* **Exercise requirements**: Filter the entries below, keeping every line that has the word "maladies".
[Data in this exercise]
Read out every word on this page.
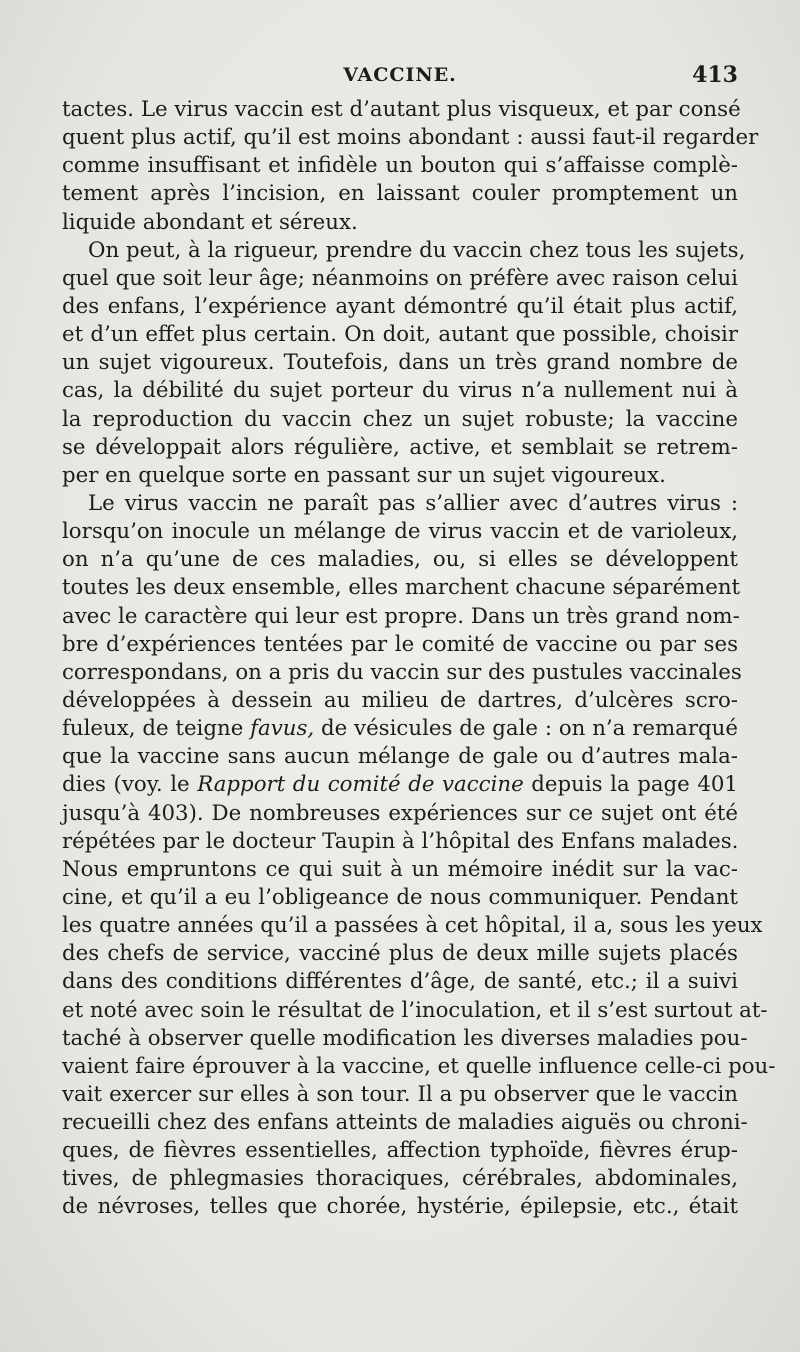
VACCINE.	413
tactes. Le virus vaccin est d’autant plus visqueux, et par consé
quent plus actif, qu’il est moins abondant : aussi faut-il regarder
comme insuffisant et infidèle un bouton qui s’affaisse complè-
tement après l’incision, en laissant couler promptement un
liquide abondant et séreux.
On peut, à la rigueur, prendre du vaccin chez tous les sujets,
quel que soit leur âge; néanmoins on préfère avec raison celui
des enfans, l’expérience ayant démontré qu’il était plus actif,
et d’un effet plus certain. On doit, autant que possible, choisir
un sujet vigoureux. Toutefois, dans un très grand nombre de
cas, la débilité du sujet porteur du virus n’a nullement nui à
la reproduction du vaccin chez un sujet robuste; la vaccine
se développait alors régulière, active, et semblait se retrem-
per en quelque sorte en passant sur un sujet vigoureux.
Le virus vaccin ne paraît pas s’allier avec d’autres virus :
lorsqu’on inocule un mélange de virus vaccin et de varioleux,
on n’a qu’une de ces maladies, ou, si elles se développent
toutes les deux ensemble, elles marchent chacune séparément
avec le caractère qui leur est propre. Dans un très grand nom-
bre d’expériences tentées par le comité de vaccine ou par ses
correspondans, on a pris du vaccin sur des pustules vaccinales
développées à dessein au milieu de dartres, d’ulcères scro-
fuleux, de teigne favus, de vésicules de gale : on n’a remarqué
que la vaccine sans aucun mélange de gale ou d’autres mala-
dies (voy. le Rapport du comité de vaccine depuis la page 401
jusqu’à 403). De nombreuses expériences sur ce sujet ont été
répétées par le docteur Taupin à l’hôpital des Enfans malades.
Nous empruntons ce qui suit à un mémoire inédit sur la vac-
cine, et qu’il a eu l’obligeance de nous communiquer. Pendant
les quatre années qu’il a passées à cet hôpital, il a, sous les yeux
des chefs de service, vacciné plus de deux mille sujets placés
dans des conditions différentes d’âge, de santé, etc.; il a suivi
et noté avec soin le résultat de l’inoculation, et il s’est surtout at-
taché à observer quelle modification les diverses maladies pou-
vaient faire éprouver à la vaccine, et quelle influence celle-ci pou-
vait exercer sur elles à son tour. Il a pu observer que le vaccin
recueilli chez des enfans atteints de maladies aiguës ou chroni-
ques, de fièvres essentielles, affection typhoïde, fièvres érup-
tives, de phlegmasies thoraciques, cérébrales, abdominales,
de névroses, telles que chorée, hystérie, épilepsie, etc., était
[/Data in this exercise]
* **Task result**:
on n’a qu’une de ces maladies, ou, si elles se développent
taché à observer quelle modification les diverses maladies pou-
recueilli chez des enfans atteints de maladies aiguës ou chroni-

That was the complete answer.